THE EXERCISE | Without including any images, reproduce each entry exactly.

STORED DATA |
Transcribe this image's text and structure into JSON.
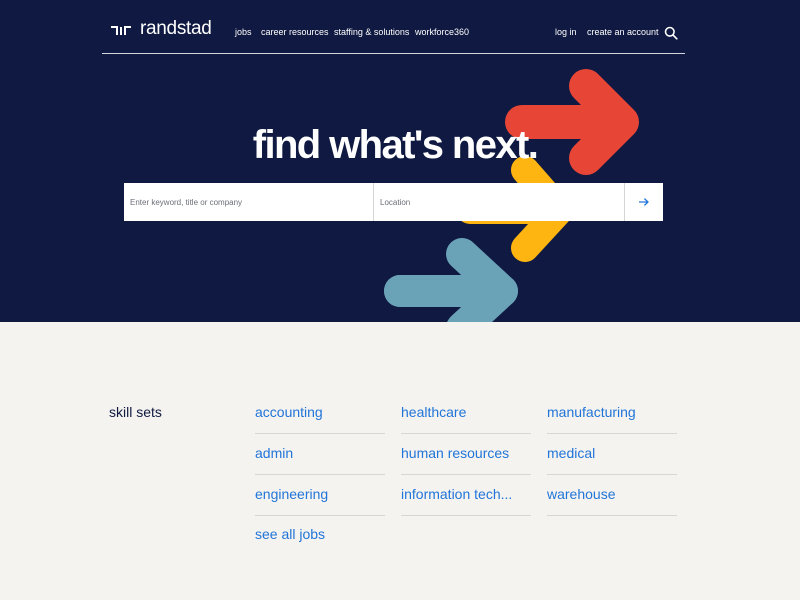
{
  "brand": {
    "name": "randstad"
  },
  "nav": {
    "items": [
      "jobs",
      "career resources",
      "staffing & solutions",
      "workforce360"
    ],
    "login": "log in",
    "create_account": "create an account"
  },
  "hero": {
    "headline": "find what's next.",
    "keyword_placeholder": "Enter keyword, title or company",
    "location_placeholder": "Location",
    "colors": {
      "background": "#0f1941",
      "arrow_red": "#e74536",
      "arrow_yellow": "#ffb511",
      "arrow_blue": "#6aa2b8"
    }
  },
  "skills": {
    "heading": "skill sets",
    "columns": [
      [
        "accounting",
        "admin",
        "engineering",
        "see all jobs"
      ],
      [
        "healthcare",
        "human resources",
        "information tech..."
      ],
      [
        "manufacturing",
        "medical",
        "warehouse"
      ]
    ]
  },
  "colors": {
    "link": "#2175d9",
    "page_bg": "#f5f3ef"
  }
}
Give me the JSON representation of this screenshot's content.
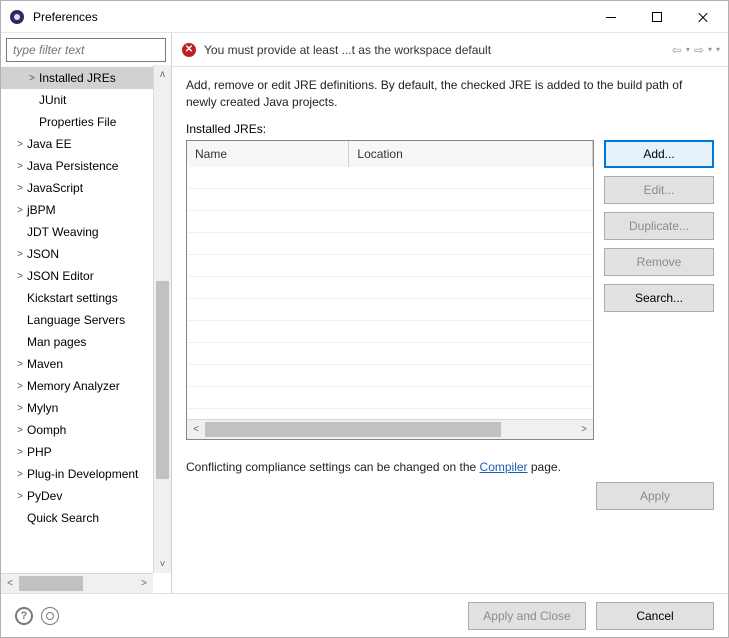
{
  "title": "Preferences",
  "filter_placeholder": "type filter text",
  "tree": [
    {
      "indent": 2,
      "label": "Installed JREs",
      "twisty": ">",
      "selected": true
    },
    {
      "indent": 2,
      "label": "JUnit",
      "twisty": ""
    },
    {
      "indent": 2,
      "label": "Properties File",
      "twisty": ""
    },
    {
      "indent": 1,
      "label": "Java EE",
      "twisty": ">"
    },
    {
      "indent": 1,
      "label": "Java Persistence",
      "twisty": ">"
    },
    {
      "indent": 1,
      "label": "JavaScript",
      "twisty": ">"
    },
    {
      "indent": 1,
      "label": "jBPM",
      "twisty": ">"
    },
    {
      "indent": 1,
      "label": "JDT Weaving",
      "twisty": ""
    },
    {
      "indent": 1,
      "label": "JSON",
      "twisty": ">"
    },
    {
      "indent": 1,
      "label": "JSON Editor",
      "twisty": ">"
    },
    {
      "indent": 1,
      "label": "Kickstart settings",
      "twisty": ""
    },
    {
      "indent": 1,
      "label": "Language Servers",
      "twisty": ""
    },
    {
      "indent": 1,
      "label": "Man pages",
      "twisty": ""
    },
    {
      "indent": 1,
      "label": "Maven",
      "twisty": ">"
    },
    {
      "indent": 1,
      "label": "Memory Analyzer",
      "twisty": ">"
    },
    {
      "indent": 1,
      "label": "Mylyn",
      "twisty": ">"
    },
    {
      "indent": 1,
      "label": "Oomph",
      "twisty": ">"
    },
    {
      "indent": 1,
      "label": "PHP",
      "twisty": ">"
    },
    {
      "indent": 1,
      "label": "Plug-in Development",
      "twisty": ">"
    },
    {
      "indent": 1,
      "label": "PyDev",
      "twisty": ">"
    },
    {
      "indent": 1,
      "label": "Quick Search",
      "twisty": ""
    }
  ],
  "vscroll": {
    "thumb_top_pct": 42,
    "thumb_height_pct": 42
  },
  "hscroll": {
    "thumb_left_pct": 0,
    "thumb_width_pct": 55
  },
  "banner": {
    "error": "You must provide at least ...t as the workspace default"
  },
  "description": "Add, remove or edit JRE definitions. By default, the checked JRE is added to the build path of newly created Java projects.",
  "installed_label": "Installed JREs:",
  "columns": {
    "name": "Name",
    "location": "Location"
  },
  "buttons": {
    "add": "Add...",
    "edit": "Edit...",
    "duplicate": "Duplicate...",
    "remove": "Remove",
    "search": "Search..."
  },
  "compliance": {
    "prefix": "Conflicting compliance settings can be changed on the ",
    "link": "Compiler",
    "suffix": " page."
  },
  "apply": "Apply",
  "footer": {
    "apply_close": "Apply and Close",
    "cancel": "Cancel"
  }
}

CORRECT RESULT |
Transcribe this image's text and structure into JSON.
{
  "brand": {
    "name": "randstad"
  },
  "nav": {
    "items": [
      "jobs",
      "career resources",
      "staffing & solutions",
      "workforce360"
    ],
    "login": "log in",
    "create_account": "create an account"
  },
  "hero": {
    "headline": "find what's next.",
    "keyword_placeholder": "Enter keyword, title or company",
    "location_placeholder": "Location",
    "colors": {
      "background": "#0f1941",
      "arrow_red": "#e74536",
      "arrow_yellow": "#ffb511",
      "arrow_blue": "#6aa2b8"
    }
  },
  "skills": {
    "heading": "skill sets",
    "columns": [
      [
        "accounting",
        "admin",
        "engineering",
        "see all jobs"
      ],
      [
        "healthcare",
        "human resources",
        "information tech..."
      ],
      [
        "manufacturing",
        "medical",
        "warehouse"
      ]
    ]
  },
  "colors": {
    "link": "#2175d9",
    "page_bg": "#f5f3ef"
  }
}
Give me the JSON representation of this screenshot's content.
{
  "title": "Preferences",
  "filter_placeholder": "type filter text",
  "tree": [
    {
      "indent": 2,
      "label": "Installed JREs",
      "twisty": ">",
      "selected": true
    },
    {
      "indent": 2,
      "label": "JUnit",
      "twisty": ""
    },
    {
      "indent": 2,
      "label": "Properties File",
      "twisty": ""
    },
    {
      "indent": 1,
      "label": "Java EE",
      "twisty": ">"
    },
    {
      "indent": 1,
      "label": "Java Persistence",
      "twisty": ">"
    },
    {
      "indent": 1,
      "label": "JavaScript",
      "twisty": ">"
    },
    {
      "indent": 1,
      "label": "jBPM",
      "twisty": ">"
    },
    {
      "indent": 1,
      "label": "JDT Weaving",
      "twisty": ""
    },
    {
      "indent": 1,
      "label": "JSON",
      "twisty": ">"
    },
    {
      "indent": 1,
      "label": "JSON Editor",
      "twisty": ">"
    },
    {
      "indent": 1,
      "label": "Kickstart settings",
      "twisty": ""
    },
    {
      "indent": 1,
      "label": "Language Servers",
      "twisty": ""
    },
    {
      "indent": 1,
      "label": "Man pages",
      "twisty": ""
    },
    {
      "indent": 1,
      "label": "Maven",
      "twisty": ">"
    },
    {
      "indent": 1,
      "label": "Memory Analyzer",
      "twisty": ">"
    },
    {
      "indent": 1,
      "label": "Mylyn",
      "twisty": ">"
    },
    {
      "indent": 1,
      "label": "Oomph",
      "twisty": ">"
    },
    {
      "indent": 1,
      "label": "PHP",
      "twisty": ">"
    },
    {
      "indent": 1,
      "label": "Plug-in Development",
      "twisty": ">"
    },
    {
      "indent": 1,
      "label": "PyDev",
      "twisty": ">"
    },
    {
      "indent": 1,
      "label": "Quick Search",
      "twisty": ""
    }
  ],
  "vscroll": {
    "thumb_top_pct": 42,
    "thumb_height_pct": 42
  },
  "hscroll": {
    "thumb_left_pct": 0,
    "thumb_width_pct": 55
  },
  "banner": {
    "error": "You must provide at least ...t as the workspace default"
  },
  "description": "Add, remove or edit JRE definitions. By default, the checked JRE is added to the build path of newly created Java projects.",
  "installed_label": "Installed JREs:",
  "columns": {
    "name": "Name",
    "location": "Location"
  },
  "buttons": {
    "add": "Add...",
    "edit": "Edit...",
    "duplicate": "Duplicate...",
    "remove": "Remove",
    "search": "Search..."
  },
  "compliance": {
    "prefix": "Conflicting compliance settings can be changed on the ",
    "link": "Compiler",
    "suffix": " page."
  },
  "apply": "Apply",
  "footer": {
    "apply_close": "Apply and Close",
    "cancel": "Cancel"
  }
}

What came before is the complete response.